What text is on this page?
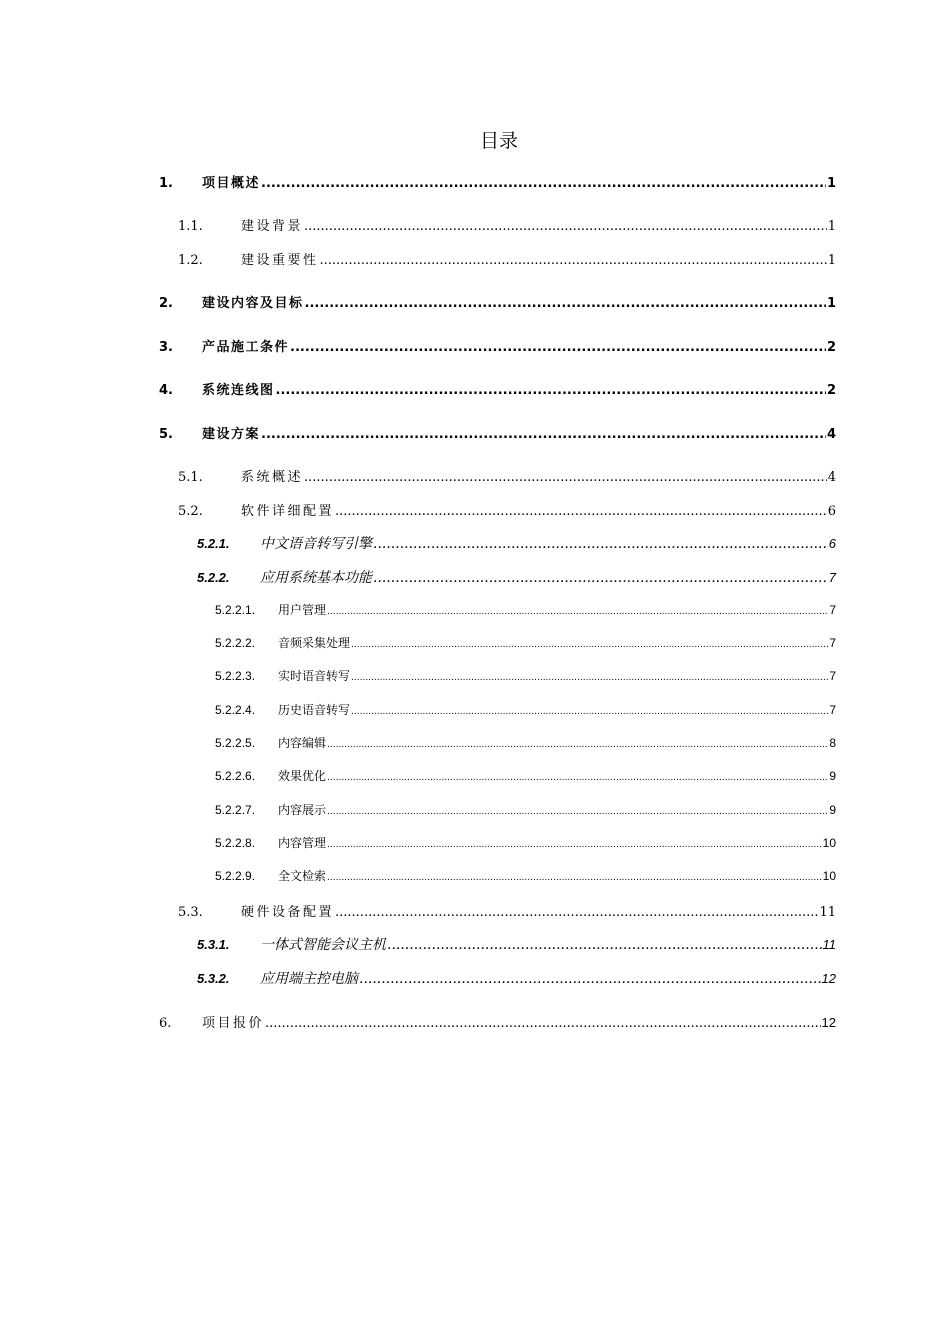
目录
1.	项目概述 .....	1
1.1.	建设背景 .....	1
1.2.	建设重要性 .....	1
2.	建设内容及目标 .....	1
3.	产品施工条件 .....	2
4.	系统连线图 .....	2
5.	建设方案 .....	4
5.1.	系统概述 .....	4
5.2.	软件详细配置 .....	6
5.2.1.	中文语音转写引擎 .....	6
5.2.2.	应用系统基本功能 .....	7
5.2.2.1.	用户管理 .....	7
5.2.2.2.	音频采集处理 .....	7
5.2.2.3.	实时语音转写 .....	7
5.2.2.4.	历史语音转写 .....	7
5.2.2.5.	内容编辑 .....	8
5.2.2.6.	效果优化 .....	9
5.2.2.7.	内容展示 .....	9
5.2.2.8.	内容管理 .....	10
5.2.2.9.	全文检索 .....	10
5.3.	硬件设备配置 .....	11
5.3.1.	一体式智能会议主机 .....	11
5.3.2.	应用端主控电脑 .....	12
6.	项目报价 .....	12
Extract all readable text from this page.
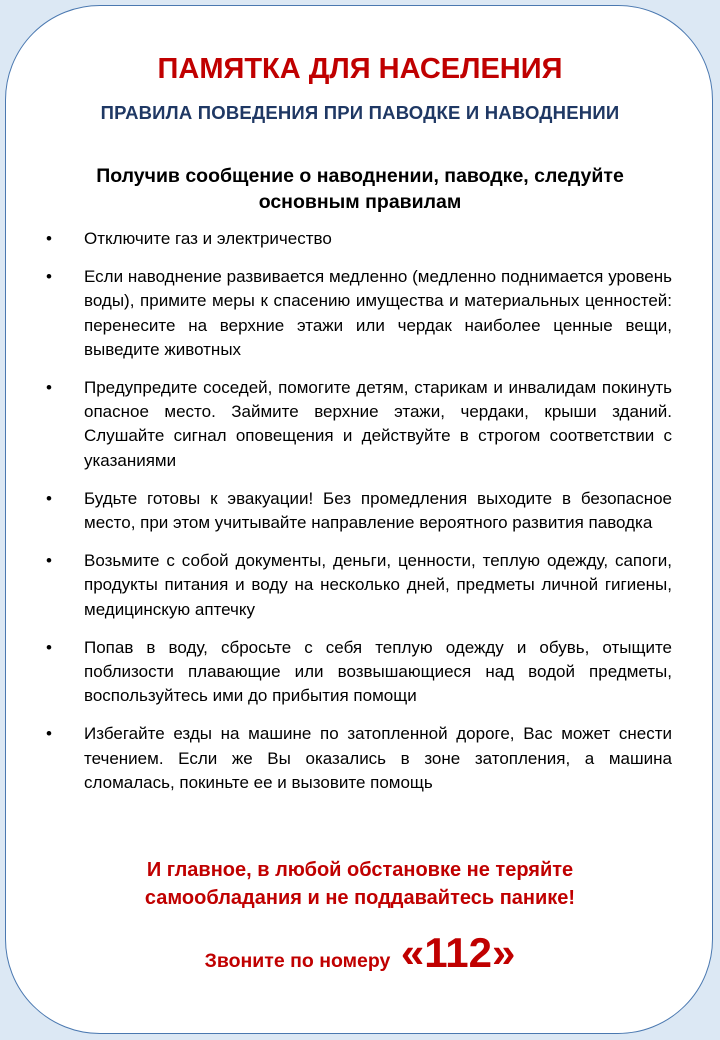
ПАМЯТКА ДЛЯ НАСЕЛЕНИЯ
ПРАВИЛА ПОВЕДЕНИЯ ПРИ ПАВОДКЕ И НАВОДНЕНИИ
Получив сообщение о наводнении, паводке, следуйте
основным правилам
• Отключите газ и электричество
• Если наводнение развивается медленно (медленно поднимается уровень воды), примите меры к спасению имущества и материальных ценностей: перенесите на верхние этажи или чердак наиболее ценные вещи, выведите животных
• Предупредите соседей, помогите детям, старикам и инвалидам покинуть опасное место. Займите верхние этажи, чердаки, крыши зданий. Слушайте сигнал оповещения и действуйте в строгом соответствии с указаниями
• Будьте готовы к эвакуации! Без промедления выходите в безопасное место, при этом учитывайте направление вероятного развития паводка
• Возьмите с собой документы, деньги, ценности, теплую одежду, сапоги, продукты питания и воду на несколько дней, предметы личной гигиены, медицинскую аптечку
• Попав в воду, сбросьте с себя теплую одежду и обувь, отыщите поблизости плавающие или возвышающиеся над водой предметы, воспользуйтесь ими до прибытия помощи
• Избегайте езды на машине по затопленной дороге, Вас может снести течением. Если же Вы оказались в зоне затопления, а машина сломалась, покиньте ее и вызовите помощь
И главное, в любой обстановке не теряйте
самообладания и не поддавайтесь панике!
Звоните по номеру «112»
...
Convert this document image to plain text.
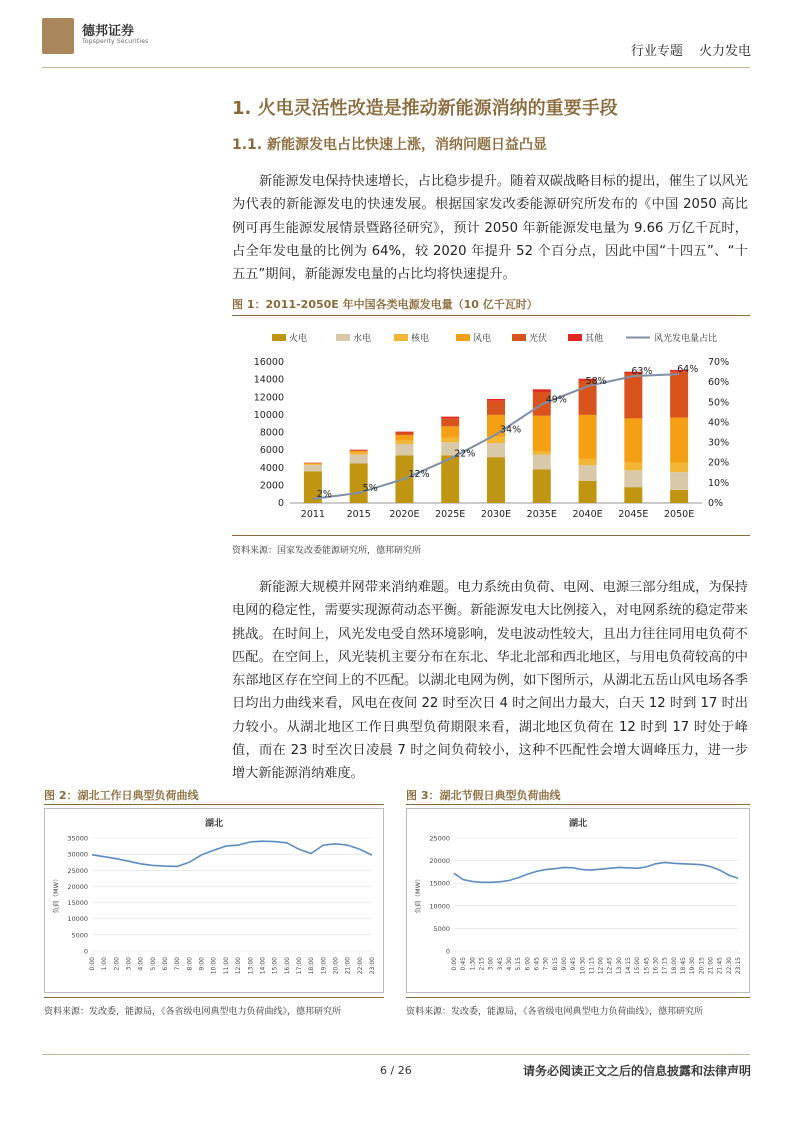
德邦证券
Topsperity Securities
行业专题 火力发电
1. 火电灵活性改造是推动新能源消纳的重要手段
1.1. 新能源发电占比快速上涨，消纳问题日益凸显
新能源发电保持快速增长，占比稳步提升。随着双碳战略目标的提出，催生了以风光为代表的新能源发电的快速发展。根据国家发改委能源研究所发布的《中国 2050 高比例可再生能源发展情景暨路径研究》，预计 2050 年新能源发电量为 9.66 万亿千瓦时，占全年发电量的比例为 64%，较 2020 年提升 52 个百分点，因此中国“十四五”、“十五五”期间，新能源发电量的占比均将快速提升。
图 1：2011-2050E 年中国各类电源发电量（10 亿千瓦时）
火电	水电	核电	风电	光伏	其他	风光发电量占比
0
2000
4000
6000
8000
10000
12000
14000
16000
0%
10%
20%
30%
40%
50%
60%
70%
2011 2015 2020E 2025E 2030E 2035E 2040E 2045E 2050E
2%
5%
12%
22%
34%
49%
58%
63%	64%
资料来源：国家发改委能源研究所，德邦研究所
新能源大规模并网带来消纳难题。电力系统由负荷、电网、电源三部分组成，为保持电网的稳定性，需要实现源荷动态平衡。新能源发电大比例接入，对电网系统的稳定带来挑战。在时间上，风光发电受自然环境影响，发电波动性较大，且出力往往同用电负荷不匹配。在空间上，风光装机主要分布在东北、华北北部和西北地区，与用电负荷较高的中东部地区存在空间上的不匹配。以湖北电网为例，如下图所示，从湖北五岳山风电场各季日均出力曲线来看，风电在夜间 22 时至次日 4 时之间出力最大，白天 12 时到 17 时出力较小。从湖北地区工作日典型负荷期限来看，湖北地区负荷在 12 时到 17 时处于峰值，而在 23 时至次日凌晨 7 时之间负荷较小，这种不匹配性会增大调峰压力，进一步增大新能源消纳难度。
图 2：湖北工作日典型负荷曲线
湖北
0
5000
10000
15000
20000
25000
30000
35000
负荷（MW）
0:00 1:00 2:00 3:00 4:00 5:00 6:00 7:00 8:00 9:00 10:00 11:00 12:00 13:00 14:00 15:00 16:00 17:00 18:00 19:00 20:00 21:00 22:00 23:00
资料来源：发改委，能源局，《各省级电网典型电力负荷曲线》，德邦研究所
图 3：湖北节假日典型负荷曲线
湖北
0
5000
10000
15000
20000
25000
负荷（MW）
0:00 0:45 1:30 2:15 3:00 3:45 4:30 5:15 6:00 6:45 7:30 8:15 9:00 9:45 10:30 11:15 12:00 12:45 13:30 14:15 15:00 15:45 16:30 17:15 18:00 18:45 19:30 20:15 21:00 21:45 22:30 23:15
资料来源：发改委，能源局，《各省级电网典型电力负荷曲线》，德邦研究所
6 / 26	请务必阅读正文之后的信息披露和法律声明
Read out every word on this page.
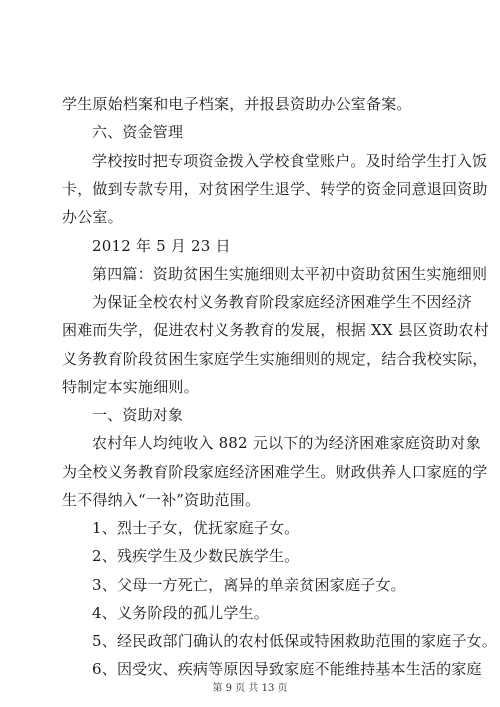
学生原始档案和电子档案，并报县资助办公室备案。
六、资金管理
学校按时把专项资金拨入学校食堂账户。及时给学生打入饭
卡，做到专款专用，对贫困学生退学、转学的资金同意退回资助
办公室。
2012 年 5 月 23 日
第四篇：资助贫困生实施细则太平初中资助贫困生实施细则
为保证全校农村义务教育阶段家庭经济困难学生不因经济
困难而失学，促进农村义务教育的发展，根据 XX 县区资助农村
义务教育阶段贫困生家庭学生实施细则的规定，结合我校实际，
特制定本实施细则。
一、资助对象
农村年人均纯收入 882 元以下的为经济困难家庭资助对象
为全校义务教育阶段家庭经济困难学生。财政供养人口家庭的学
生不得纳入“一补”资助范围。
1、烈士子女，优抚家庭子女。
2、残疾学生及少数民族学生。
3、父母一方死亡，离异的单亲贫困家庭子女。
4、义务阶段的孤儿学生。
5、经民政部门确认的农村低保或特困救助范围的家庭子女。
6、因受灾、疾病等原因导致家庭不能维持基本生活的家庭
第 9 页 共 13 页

WHAT TO PRODUCE: Look through the data and show every line containing "text".

SOLUTION TO THE EXERCISE:
What text is on this page?
Extract all readable text from this page.
Convert this document image to plain text.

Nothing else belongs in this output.